- **The exercise**: Each entry below is to be written out exactly, and the pictures are to be left out.

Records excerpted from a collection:
------------------------------------

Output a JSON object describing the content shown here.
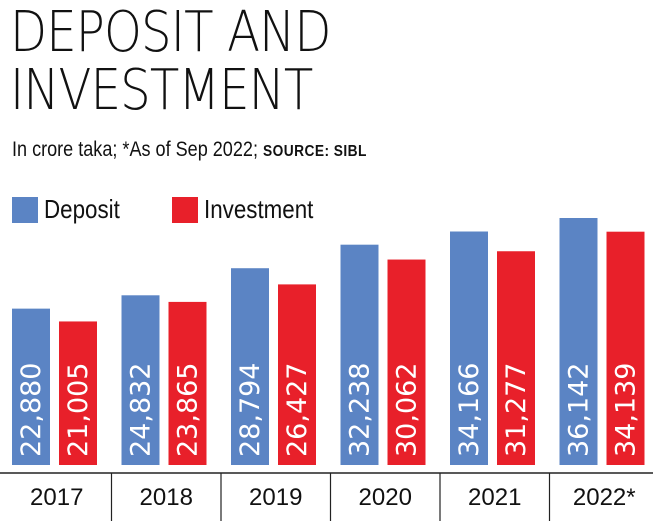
{
  "header": {
    "title_line1": "DEPOSIT AND",
    "title_line2": "INVESTMENT",
    "subtitle": "In crore taka; *As of Sep 2022;",
    "source": "SOURCE: SIBL"
  },
  "colors": {
    "deposit": "#5b84c4",
    "investment": "#e8202a"
  },
  "chart_data": {
    "type": "bar",
    "title": "DEPOSIT AND INVESTMENT",
    "subtitle": "In crore taka; *As of Sep 2022; SOURCE: SIBL",
    "categories": [
      "2017",
      "2018",
      "2019",
      "2020",
      "2021",
      "2022*"
    ],
    "series": [
      {
        "name": "Deposit",
        "values": [
          22880,
          24832,
          28794,
          32238,
          34166,
          36142
        ],
        "labels": [
          "22,880",
          "24,832",
          "28,794",
          "32,238",
          "34,166",
          "36,142"
        ]
      },
      {
        "name": "Investment",
        "values": [
          21005,
          23865,
          26427,
          30062,
          31277,
          34139
        ],
        "labels": [
          "21,005",
          "23,865",
          "26,427",
          "30,062",
          "31,277",
          "34,139"
        ]
      }
    ],
    "xlabel": "",
    "ylabel": "",
    "ylim": [
      0,
      38000
    ],
    "grid": false,
    "legend": "top-left"
  }
}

------------------------------------

- **Final result**:
Output a JSON object describing the content shown here.
{
  "header": {
    "title_line1": "DEPOSIT AND",
    "title_line2": "INVESTMENT",
    "subtitle": "In crore taka; *As of Sep 2022;",
    "source": "SOURCE: SIBL"
  },
  "colors": {
    "deposit": "#5b84c4",
    "investment": "#e8202a"
  },
  "chart_data": {
    "type": "bar",
    "title": "DEPOSIT AND INVESTMENT",
    "subtitle": "In crore taka; *As of Sep 2022; SOURCE: SIBL",
    "categories": [
      "2017",
      "2018",
      "2019",
      "2020",
      "2021",
      "2022*"
    ],
    "series": [
      {
        "name": "Deposit",
        "values": [
          22880,
          24832,
          28794,
          32238,
          34166,
          36142
        ],
        "labels": [
          "22,880",
          "24,832",
          "28,794",
          "32,238",
          "34,166",
          "36,142"
        ]
      },
      {
        "name": "Investment",
        "values": [
          21005,
          23865,
          26427,
          30062,
          31277,
          34139
        ],
        "labels": [
          "21,005",
          "23,865",
          "26,427",
          "30,062",
          "31,277",
          "34,139"
        ]
      }
    ],
    "xlabel": "",
    "ylabel": "",
    "ylim": [
      0,
      38000
    ],
    "grid": false,
    "legend": "top-left"
  }
}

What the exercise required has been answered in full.